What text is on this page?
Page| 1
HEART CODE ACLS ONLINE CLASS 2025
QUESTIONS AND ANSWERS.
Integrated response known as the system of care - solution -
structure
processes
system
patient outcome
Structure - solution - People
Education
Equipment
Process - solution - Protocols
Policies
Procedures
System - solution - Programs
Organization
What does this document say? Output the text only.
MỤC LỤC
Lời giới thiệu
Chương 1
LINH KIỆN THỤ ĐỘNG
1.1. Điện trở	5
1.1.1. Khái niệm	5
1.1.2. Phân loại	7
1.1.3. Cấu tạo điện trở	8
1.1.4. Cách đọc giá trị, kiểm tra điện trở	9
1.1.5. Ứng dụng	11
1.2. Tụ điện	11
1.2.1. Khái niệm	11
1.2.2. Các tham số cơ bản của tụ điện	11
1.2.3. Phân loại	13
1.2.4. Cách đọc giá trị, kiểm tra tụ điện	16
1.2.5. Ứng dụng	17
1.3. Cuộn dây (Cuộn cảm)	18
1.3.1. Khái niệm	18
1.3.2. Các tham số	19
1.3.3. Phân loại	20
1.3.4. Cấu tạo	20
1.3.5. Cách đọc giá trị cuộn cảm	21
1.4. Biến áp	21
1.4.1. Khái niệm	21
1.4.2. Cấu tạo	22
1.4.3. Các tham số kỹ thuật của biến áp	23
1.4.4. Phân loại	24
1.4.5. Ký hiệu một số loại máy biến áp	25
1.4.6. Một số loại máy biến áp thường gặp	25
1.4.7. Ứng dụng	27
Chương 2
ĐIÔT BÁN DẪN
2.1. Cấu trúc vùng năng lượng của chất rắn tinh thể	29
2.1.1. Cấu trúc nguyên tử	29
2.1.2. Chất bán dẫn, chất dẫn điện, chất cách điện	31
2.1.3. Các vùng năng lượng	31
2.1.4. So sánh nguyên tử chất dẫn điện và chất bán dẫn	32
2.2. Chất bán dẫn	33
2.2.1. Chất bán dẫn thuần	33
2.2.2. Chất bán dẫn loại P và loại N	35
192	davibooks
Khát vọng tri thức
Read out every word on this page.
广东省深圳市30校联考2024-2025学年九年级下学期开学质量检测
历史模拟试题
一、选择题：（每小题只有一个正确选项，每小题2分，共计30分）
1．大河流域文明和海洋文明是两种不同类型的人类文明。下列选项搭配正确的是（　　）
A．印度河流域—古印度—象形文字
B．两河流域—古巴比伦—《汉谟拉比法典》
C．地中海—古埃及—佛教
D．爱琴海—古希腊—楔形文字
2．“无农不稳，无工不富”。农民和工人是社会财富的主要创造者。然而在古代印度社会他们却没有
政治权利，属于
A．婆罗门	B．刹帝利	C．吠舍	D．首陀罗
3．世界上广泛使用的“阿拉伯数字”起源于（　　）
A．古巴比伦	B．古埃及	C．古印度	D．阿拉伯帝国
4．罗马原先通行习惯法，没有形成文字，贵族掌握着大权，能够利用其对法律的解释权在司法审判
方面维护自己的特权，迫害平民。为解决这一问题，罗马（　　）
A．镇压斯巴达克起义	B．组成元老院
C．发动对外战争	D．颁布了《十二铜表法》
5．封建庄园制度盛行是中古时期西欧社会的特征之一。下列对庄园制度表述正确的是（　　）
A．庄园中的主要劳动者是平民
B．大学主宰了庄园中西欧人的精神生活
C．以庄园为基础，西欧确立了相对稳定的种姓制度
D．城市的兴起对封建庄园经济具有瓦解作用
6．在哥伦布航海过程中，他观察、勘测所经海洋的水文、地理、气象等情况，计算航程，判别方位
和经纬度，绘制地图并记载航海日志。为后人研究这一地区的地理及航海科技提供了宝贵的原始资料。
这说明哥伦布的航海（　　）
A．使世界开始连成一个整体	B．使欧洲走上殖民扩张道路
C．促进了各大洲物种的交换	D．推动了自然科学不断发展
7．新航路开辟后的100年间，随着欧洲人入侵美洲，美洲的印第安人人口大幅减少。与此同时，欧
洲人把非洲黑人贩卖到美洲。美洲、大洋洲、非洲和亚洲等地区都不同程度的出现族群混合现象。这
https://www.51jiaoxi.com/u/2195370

--

▸ **REQUIREMENTS**: From the records above, extract every entry exactly as given.

▸ **WRITTEN ANSWER**:
What text is on this page?
Page| 1
HEART CODE ACLS ONLINE CLASS 2025
QUESTIONS AND ANSWERS.
Integrated response known as the system of care - solution -
structure
processes
system
patient outcome
Structure - solution - People
Education
Equipment
Process - solution - Protocols
Policies
Procedures
System - solution - Programs
Organization
What does this document say? Output the text only.
MỤC LỤC
Lời giới thiệu
Chương 1
LINH KIỆN THỤ ĐỘNG
1.1. Điện trở	5
1.1.1. Khái niệm	5
1.1.2. Phân loại	7
1.1.3. Cấu tạo điện trở	8
1.1.4. Cách đọc giá trị, kiểm tra điện trở	9
1.1.5. Ứng dụng	11
1.2. Tụ điện	11
1.2.1. Khái niệm	11
1.2.2. Các tham số cơ bản của tụ điện	11
1.2.3. Phân loại	13
1.2.4. Cách đọc giá trị, kiểm tra tụ điện	16
1.2.5. Ứng dụng	17
1.3. Cuộn dây (Cuộn cảm)	18
1.3.1. Khái niệm	18
1.3.2. Các tham số	19
1.3.3. Phân loại	20
1.3.4. Cấu tạo	20
1.3.5. Cách đọc giá trị cuộn cảm	21
1.4. Biến áp	21
1.4.1. Khái niệm	21
1.4.2. Cấu tạo	22
1.4.3. Các tham số kỹ thuật của biến áp	23
1.4.4. Phân loại	24
1.4.5. Ký hiệu một số loại máy biến áp	25
1.4.6. Một số loại máy biến áp thường gặp	25
1.4.7. Ứng dụng	27
Chương 2
ĐIÔT BÁN DẪN
2.1. Cấu trúc vùng năng lượng của chất rắn tinh thể	29
2.1.1. Cấu trúc nguyên tử	29
2.1.2. Chất bán dẫn, chất dẫn điện, chất cách điện	31
2.1.3. Các vùng năng lượng	31
2.1.4. So sánh nguyên tử chất dẫn điện và chất bán dẫn	32
2.2. Chất bán dẫn	33
2.2.1. Chất bán dẫn thuần	33
2.2.2. Chất bán dẫn loại P và loại N	35
192	davibooks
Khát vọng tri thức
Read out every word on this page.
广东省深圳市30校联考2024-2025学年九年级下学期开学质量检测
历史模拟试题
一、选择题：（每小题只有一个正确选项，每小题2分，共计30分）
1．大河流域文明和海洋文明是两种不同类型的人类文明。下列选项搭配正确的是（　　）
A．印度河流域—古印度—象形文字
B．两河流域—古巴比伦—《汉谟拉比法典》
C．地中海—古埃及—佛教
D．爱琴海—古希腊—楔形文字
2．“无农不稳，无工不富”。农民和工人是社会财富的主要创造者。然而在古代印度社会他们却没有
政治权利，属于
A．婆罗门	B．刹帝利	C．吠舍	D．首陀罗
3．世界上广泛使用的“阿拉伯数字”起源于（　　）
A．古巴比伦	B．古埃及	C．古印度	D．阿拉伯帝国
4．罗马原先通行习惯法，没有形成文字，贵族掌握着大权，能够利用其对法律的解释权在司法审判
方面维护自己的特权，迫害平民。为解决这一问题，罗马（　　）
A．镇压斯巴达克起义	B．组成元老院
C．发动对外战争	D．颁布了《十二铜表法》
5．封建庄园制度盛行是中古时期西欧社会的特征之一。下列对庄园制度表述正确的是（　　）
A．庄园中的主要劳动者是平民
B．大学主宰了庄园中西欧人的精神生活
C．以庄园为基础，西欧确立了相对稳定的种姓制度
D．城市的兴起对封建庄园经济具有瓦解作用
6．在哥伦布航海过程中，他观察、勘测所经海洋的水文、地理、气象等情况，计算航程，判别方位
和经纬度，绘制地图并记载航海日志。为后人研究这一地区的地理及航海科技提供了宝贵的原始资料。
这说明哥伦布的航海（　　）
A．使世界开始连成一个整体	B．使欧洲走上殖民扩张道路
C．促进了各大洲物种的交换	D．推动了自然科学不断发展
7．新航路开辟后的100年间，随着欧洲人入侵美洲，美洲的印第安人人口大幅减少。与此同时，欧
洲人把非洲黑人贩卖到美洲。美洲、大洋洲、非洲和亚洲等地区都不同程度的出现族群混合现象。这
https://www.51jiaoxi.com/u/2195370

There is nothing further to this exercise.